Data rows →
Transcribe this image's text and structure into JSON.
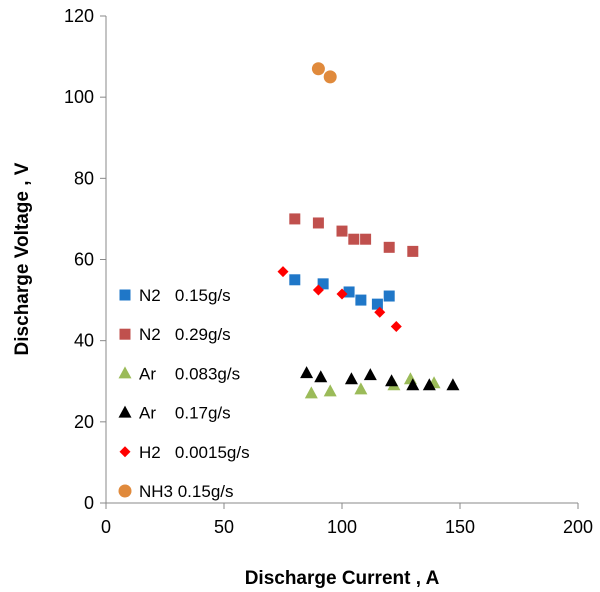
{
  "chart_data": {
    "type": "scatter",
    "title": "",
    "xlabel": "Discharge Current , A",
    "ylabel": "Discharge Voltage , V",
    "xlim": [
      0,
      200
    ],
    "ylim": [
      0,
      120
    ],
    "xticks": [
      0,
      50,
      100,
      150,
      200
    ],
    "yticks": [
      0,
      20,
      40,
      60,
      80,
      100,
      120
    ],
    "grid": false,
    "legend_position": "left",
    "series": [
      {
        "name": "N2   0.15g/s",
        "marker": "square",
        "color": "#1f77c8",
        "points": [
          [
            80,
            55
          ],
          [
            92,
            54
          ],
          [
            103,
            52
          ],
          [
            108,
            50
          ],
          [
            115,
            49
          ],
          [
            120,
            51
          ]
        ]
      },
      {
        "name": "N2   0.29g/s",
        "marker": "square",
        "color": "#c0504d",
        "points": [
          [
            80,
            70
          ],
          [
            90,
            69
          ],
          [
            100,
            67
          ],
          [
            105,
            65
          ],
          [
            110,
            65
          ],
          [
            120,
            63
          ],
          [
            130,
            62
          ]
        ]
      },
      {
        "name": "Ar    0.083g/s",
        "marker": "triangle",
        "color": "#9bbb59",
        "points": [
          [
            87,
            27
          ],
          [
            95,
            27.5
          ],
          [
            108,
            28
          ],
          [
            122,
            29
          ],
          [
            129,
            30.5
          ],
          [
            139,
            29.5
          ]
        ]
      },
      {
        "name": "Ar    0.17g/s",
        "marker": "triangle",
        "color": "#000000",
        "points": [
          [
            85,
            32
          ],
          [
            91,
            31
          ],
          [
            104,
            30.5
          ],
          [
            112,
            31.5
          ],
          [
            121,
            30
          ],
          [
            130,
            29
          ],
          [
            137,
            29
          ],
          [
            147,
            29
          ]
        ]
      },
      {
        "name": "H2   0.0015g/s",
        "marker": "diamond",
        "color": "#ff0000",
        "points": [
          [
            75,
            57
          ],
          [
            90,
            52.5
          ],
          [
            100,
            51.5
          ],
          [
            116,
            47
          ],
          [
            123,
            43.5
          ]
        ]
      },
      {
        "name": "NH3 0.15g/s",
        "marker": "circle",
        "color": "#e08a3c",
        "points": [
          [
            90,
            107
          ],
          [
            95,
            105
          ]
        ]
      }
    ]
  }
}
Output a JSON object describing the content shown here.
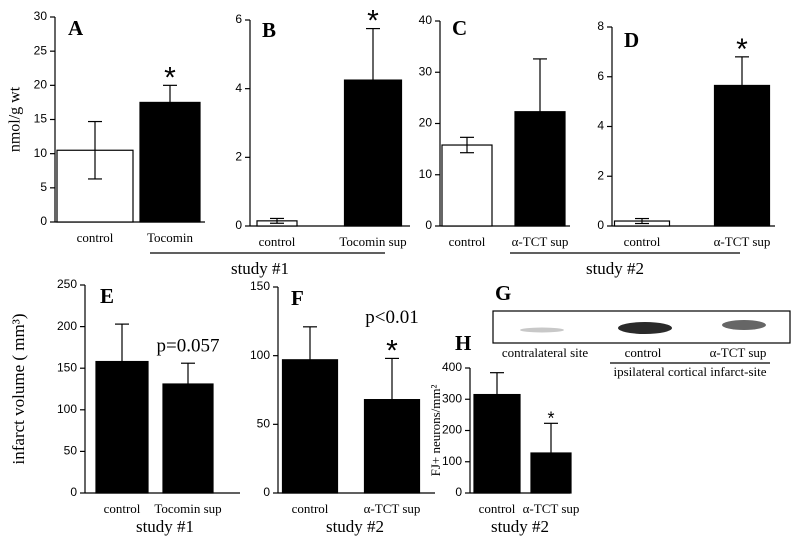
{
  "chart_data": [
    {
      "type": "bar",
      "panel": "A",
      "ylabel": "nmol/g wt",
      "categories": [
        "control",
        "Tocomin"
      ],
      "values": [
        10.5,
        17.5
      ],
      "errors": [
        4.2,
        2.5
      ],
      "colors": [
        "#ffffff",
        "#000000"
      ],
      "ylim": [
        0,
        30
      ],
      "yticks": [
        0,
        5,
        10,
        15,
        20,
        25,
        30
      ],
      "annotations": [
        {
          "text": "*",
          "at": 1
        }
      ]
    },
    {
      "type": "bar",
      "panel": "B",
      "categories": [
        "control",
        "Tocomin sup"
      ],
      "values": [
        0.15,
        4.25
      ],
      "errors": [
        0.07,
        1.5
      ],
      "colors": [
        "#ffffff",
        "#000000"
      ],
      "ylim": [
        0,
        6
      ],
      "yticks": [
        0,
        2,
        4,
        6
      ],
      "annotations": [
        {
          "text": "*",
          "at": 1
        }
      ]
    },
    {
      "type": "bar",
      "panel": "C",
      "categories": [
        "control",
        "α-TCT sup"
      ],
      "values": [
        15.8,
        22.3
      ],
      "errors": [
        1.5,
        10.3
      ],
      "colors": [
        "#ffffff",
        "#000000"
      ],
      "ylim": [
        0,
        40
      ],
      "yticks": [
        0,
        10,
        20,
        30,
        40
      ]
    },
    {
      "type": "bar",
      "panel": "D",
      "categories": [
        "control",
        "α-TCT sup"
      ],
      "values": [
        0.2,
        5.65
      ],
      "errors": [
        0.1,
        1.15
      ],
      "colors": [
        "#ffffff",
        "#000000"
      ],
      "ylim": [
        0,
        8
      ],
      "yticks": [
        0,
        2,
        4,
        6,
        8
      ],
      "annotations": [
        {
          "text": "*",
          "at": 1
        }
      ]
    },
    {
      "type": "bar",
      "panel": "E",
      "ylabel": "infarct volume ( mm³)",
      "xlabel": "study #1",
      "categories": [
        "control",
        "Tocomin sup"
      ],
      "values": [
        158,
        131
      ],
      "errors": [
        45,
        25
      ],
      "colors": [
        "#000000",
        "#000000"
      ],
      "ylim": [
        0,
        250
      ],
      "yticks": [
        0,
        50,
        100,
        150,
        200,
        250
      ],
      "annotations": [
        {
          "text": "p=0.057",
          "at": 1
        }
      ]
    },
    {
      "type": "bar",
      "panel": "F",
      "xlabel": "study #2",
      "categories": [
        "control",
        "α-TCT sup"
      ],
      "values": [
        97,
        68
      ],
      "errors": [
        24,
        30
      ],
      "colors": [
        "#000000",
        "#000000"
      ],
      "ylim": [
        0,
        150
      ],
      "yticks": [
        0,
        50,
        100,
        150
      ],
      "annotations": [
        {
          "text": "*",
          "at": 1
        },
        {
          "text": "p<0.01",
          "at": 1
        }
      ]
    },
    {
      "type": "blot",
      "panel": "G",
      "lanes": [
        "contralateral site",
        "control",
        "α-TCT sup"
      ],
      "group_label": "ipsilateral cortical infarct-site"
    },
    {
      "type": "bar",
      "panel": "H",
      "ylabel": "FJ+ neurons/mm²",
      "xlabel": "study #2",
      "categories": [
        "control",
        "α-TCT sup"
      ],
      "values": [
        315,
        128
      ],
      "errors": [
        70,
        95
      ],
      "colors": [
        "#000000",
        "#000000"
      ],
      "ylim": [
        0,
        400
      ],
      "yticks": [
        0,
        100,
        200,
        300,
        400
      ],
      "annotations": [
        {
          "text": "*",
          "at": 1
        }
      ]
    }
  ],
  "group_labels": [
    "study #1",
    "study #2"
  ]
}
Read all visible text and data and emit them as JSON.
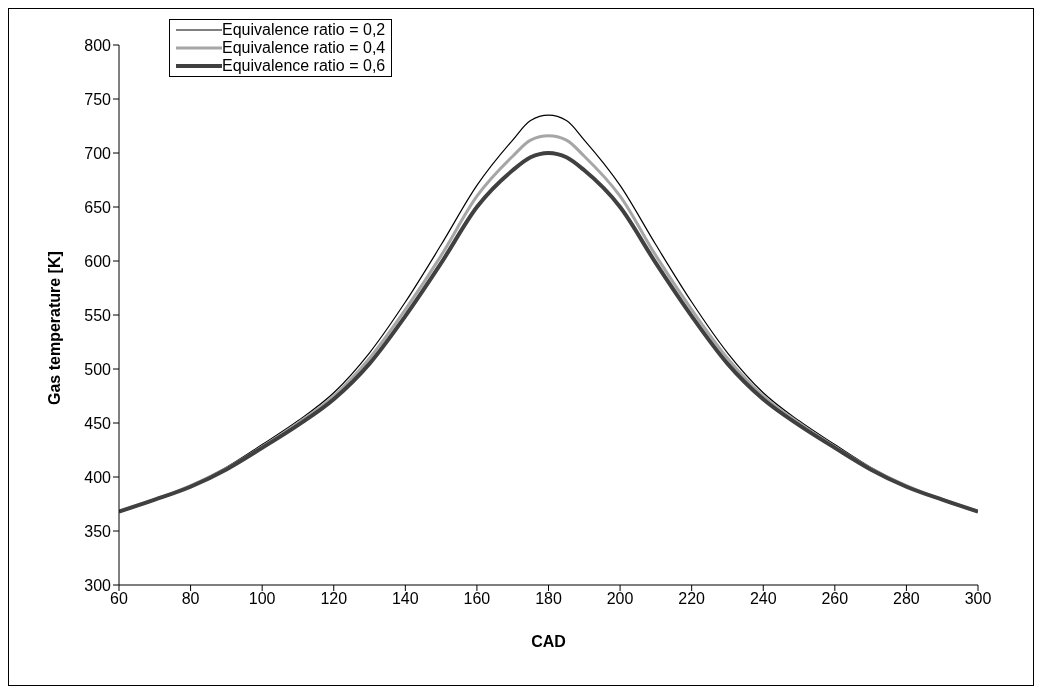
{
  "chart_data": {
    "type": "line",
    "xlabel": "CAD",
    "ylabel": "Gas temperature [K]",
    "x": [
      60,
      70,
      80,
      90,
      100,
      110,
      120,
      130,
      140,
      150,
      160,
      170,
      175,
      180,
      185,
      190,
      200,
      210,
      220,
      230,
      240,
      250,
      260,
      270,
      280,
      290,
      300
    ],
    "series": [
      {
        "name": "Equivalence ratio = 0,2",
        "color": "#000000",
        "values": [
          368,
          379,
          392,
          409,
          430,
          452,
          478,
          515,
          562,
          615,
          670,
          712,
          730,
          735,
          730,
          712,
          670,
          615,
          562,
          515,
          478,
          452,
          430,
          409,
          392,
          379,
          368
        ]
      },
      {
        "name": "Equivalence ratio = 0,4",
        "color": "#a6a6a6",
        "values": [
          368,
          379,
          392,
          408,
          428,
          450,
          475,
          510,
          555,
          605,
          660,
          697,
          712,
          716,
          712,
          697,
          660,
          605,
          555,
          510,
          475,
          450,
          428,
          408,
          392,
          379,
          368
        ]
      },
      {
        "name": "Equivalence ratio = 0,6",
        "color": "#404040",
        "values": [
          368,
          379,
          391,
          407,
          427,
          448,
          472,
          505,
          549,
          598,
          650,
          684,
          696,
          700,
          696,
          684,
          650,
          598,
          549,
          505,
          472,
          448,
          427,
          407,
          391,
          379,
          368
        ]
      }
    ],
    "xlim": [
      60,
      300
    ],
    "xticks": [
      60,
      80,
      100,
      120,
      140,
      160,
      180,
      200,
      220,
      240,
      260,
      280,
      300
    ],
    "ylim": [
      300,
      800
    ],
    "yticks": [
      300,
      350,
      400,
      450,
      500,
      550,
      600,
      650,
      700,
      750,
      800
    ],
    "grid": false,
    "legend": "top left",
    "marker": "none",
    "line_style": "solid"
  }
}
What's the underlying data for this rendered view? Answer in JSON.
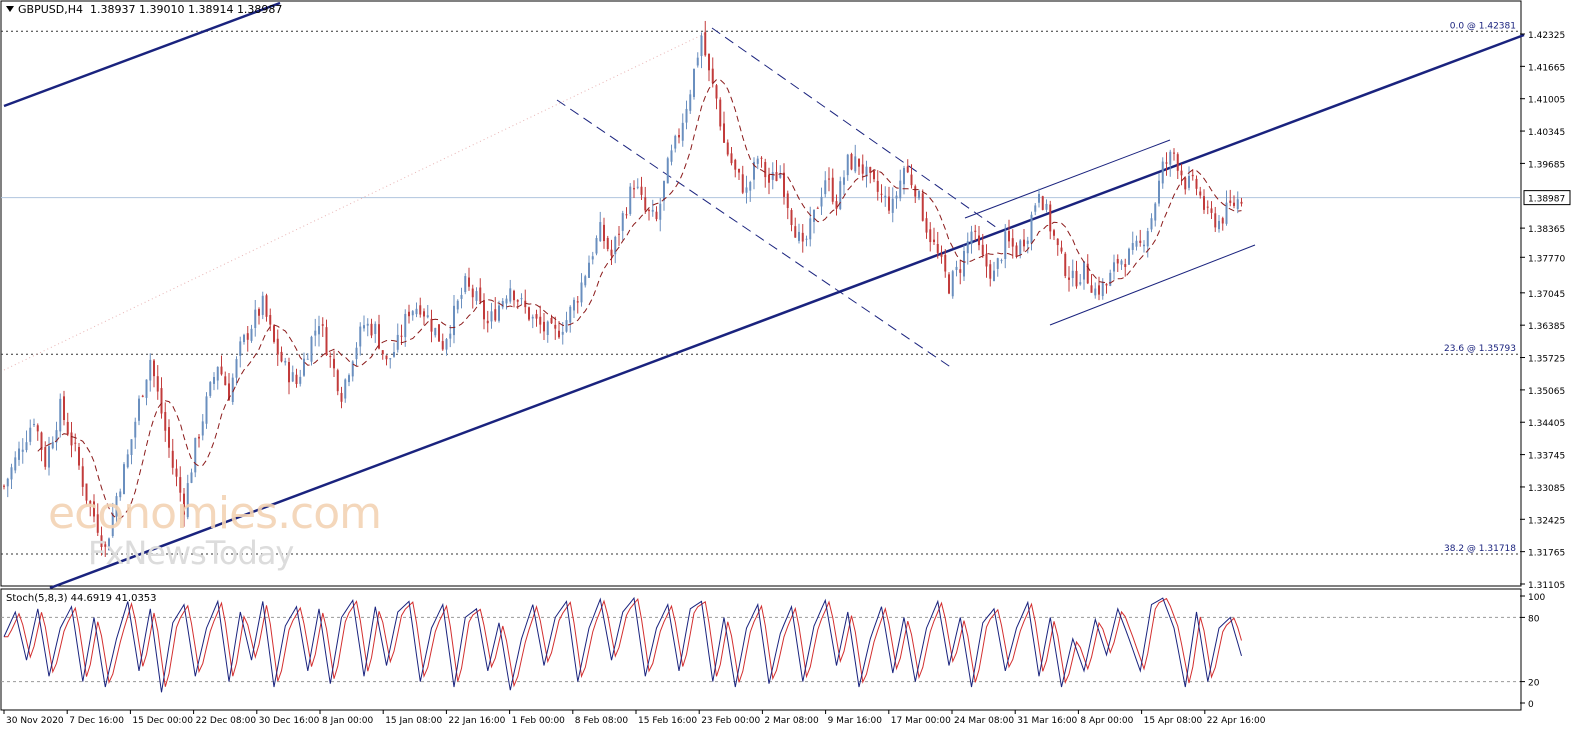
{
  "header": {
    "symbol": "GBPUSD,H4",
    "ohlc": "1.38937 1.39010 1.38914 1.38987"
  },
  "watermark": {
    "line1": "economies.com",
    "line2": "FxNewsToday"
  },
  "stochastic": {
    "label": "Stoch(5,8,3) 44.6919 41.0353",
    "axis_labels": [
      "100",
      "80",
      "20",
      "0"
    ]
  },
  "fibonacci": [
    {
      "label": "0.0 @ 1.42381",
      "level": 1.42381
    },
    {
      "label": "23.6 @ 1.35793",
      "level": 1.35793
    },
    {
      "label": "38.2 @ 1.31718",
      "level": 1.31718
    }
  ],
  "colors": {
    "bull_candle": "#6a8fbf",
    "bear_candle": "#c23b3b",
    "trendline": "#1a237e",
    "moving_average": "#8b1a1a",
    "stoch_main": "#1a237e",
    "stoch_signal": "#d32f2f"
  },
  "chart_data": {
    "type": "candlestick",
    "price_ylim": [
      1.31105,
      1.42325
    ],
    "current_price": "1.38987",
    "y_ticks": [
      "1.42325",
      "1.41665",
      "1.41005",
      "1.40345",
      "1.39685",
      "1.38987",
      "1.38365",
      "1.37770",
      "1.37045",
      "1.36385",
      "1.35725",
      "1.35065",
      "1.34405",
      "1.33745",
      "1.33085",
      "1.32425",
      "1.31765",
      "1.31105"
    ],
    "x_ticks": [
      "30 Nov 2020",
      "7 Dec 16:00",
      "15 Dec 00:00",
      "22 Dec 08:00",
      "30 Dec 16:00",
      "8 Jan 00:00",
      "15 Jan 08:00",
      "22 Jan 16:00",
      "1 Feb 00:00",
      "8 Feb 08:00",
      "15 Feb 16:00",
      "23 Feb 00:00",
      "2 Mar 08:00",
      "9 Mar 16:00",
      "17 Mar 00:00",
      "24 Mar 08:00",
      "31 Mar 16:00",
      "8 Apr 00:00",
      "15 Apr 08:00",
      "22 Apr 16:00"
    ],
    "close_path": [
      [
        0,
        1.331
      ],
      [
        4,
        1.338
      ],
      [
        8,
        1.345
      ],
      [
        11,
        1.336
      ],
      [
        15,
        1.347
      ],
      [
        19,
        1.338
      ],
      [
        22,
        1.329
      ],
      [
        25,
        1.323
      ],
      [
        27,
        1.318
      ],
      [
        30,
        1.329
      ],
      [
        33,
        1.337
      ],
      [
        36,
        1.348
      ],
      [
        39,
        1.357
      ],
      [
        42,
        1.346
      ],
      [
        45,
        1.335
      ],
      [
        48,
        1.327
      ],
      [
        51,
        1.339
      ],
      [
        54,
        1.348
      ],
      [
        57,
        1.356
      ],
      [
        60,
        1.35
      ],
      [
        63,
        1.359
      ],
      [
        66,
        1.364
      ],
      [
        69,
        1.368
      ],
      [
        72,
        1.36
      ],
      [
        75,
        1.355
      ],
      [
        78,
        1.352
      ],
      [
        81,
        1.359
      ],
      [
        84,
        1.365
      ],
      [
        87,
        1.357
      ],
      [
        90,
        1.35
      ],
      [
        93,
        1.358
      ],
      [
        96,
        1.364
      ],
      [
        99,
        1.363
      ],
      [
        102,
        1.356
      ],
      [
        105,
        1.36
      ],
      [
        108,
        1.367
      ],
      [
        111,
        1.368
      ],
      [
        114,
        1.364
      ],
      [
        117,
        1.36
      ],
      [
        120,
        1.366
      ],
      [
        123,
        1.372
      ],
      [
        126,
        1.369
      ],
      [
        129,
        1.364
      ],
      [
        132,
        1.368
      ],
      [
        135,
        1.372
      ],
      [
        138,
        1.368
      ],
      [
        141,
        1.365
      ],
      [
        144,
        1.363
      ],
      [
        147,
        1.362
      ],
      [
        150,
        1.365
      ],
      [
        153,
        1.37
      ],
      [
        156,
        1.377
      ],
      [
        159,
        1.383
      ],
      [
        162,
        1.378
      ],
      [
        165,
        1.386
      ],
      [
        168,
        1.393
      ],
      [
        171,
        1.387
      ],
      [
        174,
        1.385
      ],
      [
        177,
        1.396
      ],
      [
        180,
        1.403
      ],
      [
        183,
        1.412
      ],
      [
        186,
        1.423
      ],
      [
        188,
        1.415
      ],
      [
        190,
        1.41
      ],
      [
        192,
        1.401
      ],
      [
        195,
        1.395
      ],
      [
        198,
        1.391
      ],
      [
        201,
        1.398
      ],
      [
        204,
        1.393
      ],
      [
        207,
        1.395
      ],
      [
        210,
        1.386
      ],
      [
        213,
        1.379
      ],
      [
        216,
        1.386
      ],
      [
        219,
        1.394
      ],
      [
        222,
        1.389
      ],
      [
        225,
        1.397
      ],
      [
        228,
        1.397
      ],
      [
        231,
        1.393
      ],
      [
        234,
        1.39
      ],
      [
        237,
        1.388
      ],
      [
        240,
        1.396
      ],
      [
        243,
        1.392
      ],
      [
        246,
        1.384
      ],
      [
        249,
        1.378
      ],
      [
        252,
        1.372
      ],
      [
        255,
        1.376
      ],
      [
        258,
        1.383
      ],
      [
        261,
        1.377
      ],
      [
        264,
        1.374
      ],
      [
        267,
        1.381
      ],
      [
        270,
        1.379
      ],
      [
        273,
        1.383
      ],
      [
        276,
        1.392
      ],
      [
        279,
        1.384
      ],
      [
        282,
        1.377
      ],
      [
        285,
        1.373
      ],
      [
        288,
        1.375
      ],
      [
        291,
        1.371
      ],
      [
        294,
        1.372
      ],
      [
        297,
        1.377
      ],
      [
        300,
        1.378
      ],
      [
        303,
        1.38
      ],
      [
        306,
        1.386
      ],
      [
        309,
        1.396
      ],
      [
        312,
        1.399
      ],
      [
        315,
        1.393
      ],
      [
        318,
        1.392
      ],
      [
        321,
        1.386
      ],
      [
        324,
        1.385
      ],
      [
        327,
        1.388
      ],
      [
        330,
        1.39
      ]
    ],
    "stoch_path": [
      [
        0,
        62
      ],
      [
        3,
        85
      ],
      [
        6,
        40
      ],
      [
        9,
        88
      ],
      [
        12,
        25
      ],
      [
        15,
        70
      ],
      [
        18,
        90
      ],
      [
        21,
        20
      ],
      [
        24,
        80
      ],
      [
        27,
        15
      ],
      [
        30,
        60
      ],
      [
        33,
        95
      ],
      [
        36,
        30
      ],
      [
        39,
        88
      ],
      [
        42,
        10
      ],
      [
        45,
        75
      ],
      [
        48,
        92
      ],
      [
        51,
        25
      ],
      [
        54,
        70
      ],
      [
        57,
        95
      ],
      [
        60,
        20
      ],
      [
        63,
        85
      ],
      [
        66,
        40
      ],
      [
        69,
        95
      ],
      [
        72,
        15
      ],
      [
        75,
        72
      ],
      [
        78,
        90
      ],
      [
        81,
        30
      ],
      [
        84,
        88
      ],
      [
        87,
        18
      ],
      [
        90,
        80
      ],
      [
        93,
        96
      ],
      [
        96,
        25
      ],
      [
        99,
        90
      ],
      [
        102,
        35
      ],
      [
        105,
        85
      ],
      [
        108,
        95
      ],
      [
        111,
        20
      ],
      [
        114,
        70
      ],
      [
        117,
        92
      ],
      [
        120,
        15
      ],
      [
        123,
        80
      ],
      [
        126,
        88
      ],
      [
        129,
        30
      ],
      [
        132,
        75
      ],
      [
        135,
        12
      ],
      [
        138,
        60
      ],
      [
        141,
        92
      ],
      [
        144,
        35
      ],
      [
        147,
        80
      ],
      [
        150,
        95
      ],
      [
        153,
        20
      ],
      [
        156,
        70
      ],
      [
        159,
        97
      ],
      [
        162,
        40
      ],
      [
        165,
        85
      ],
      [
        168,
        98
      ],
      [
        171,
        25
      ],
      [
        174,
        70
      ],
      [
        177,
        92
      ],
      [
        180,
        30
      ],
      [
        183,
        88
      ],
      [
        186,
        95
      ],
      [
        189,
        20
      ],
      [
        192,
        80
      ],
      [
        195,
        15
      ],
      [
        198,
        70
      ],
      [
        201,
        92
      ],
      [
        204,
        18
      ],
      [
        207,
        65
      ],
      [
        210,
        90
      ],
      [
        213,
        20
      ],
      [
        216,
        72
      ],
      [
        219,
        96
      ],
      [
        222,
        35
      ],
      [
        225,
        85
      ],
      [
        228,
        15
      ],
      [
        231,
        60
      ],
      [
        234,
        90
      ],
      [
        237,
        28
      ],
      [
        240,
        80
      ],
      [
        243,
        20
      ],
      [
        246,
        70
      ],
      [
        249,
        95
      ],
      [
        252,
        35
      ],
      [
        255,
        80
      ],
      [
        258,
        15
      ],
      [
        261,
        75
      ],
      [
        264,
        88
      ],
      [
        267,
        30
      ],
      [
        270,
        70
      ],
      [
        273,
        94
      ],
      [
        276,
        25
      ],
      [
        279,
        80
      ],
      [
        282,
        15
      ],
      [
        285,
        60
      ],
      [
        288,
        30
      ],
      [
        291,
        78
      ],
      [
        294,
        45
      ],
      [
        297,
        88
      ],
      [
        300,
        60
      ],
      [
        303,
        30
      ],
      [
        306,
        92
      ],
      [
        309,
        98
      ],
      [
        312,
        70
      ],
      [
        315,
        15
      ],
      [
        318,
        85
      ],
      [
        321,
        20
      ],
      [
        324,
        70
      ],
      [
        327,
        80
      ],
      [
        330,
        44
      ]
    ]
  }
}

Your objective → In the records above, how many lines contain the string "ratio"? State that number only.

Exercise result → 3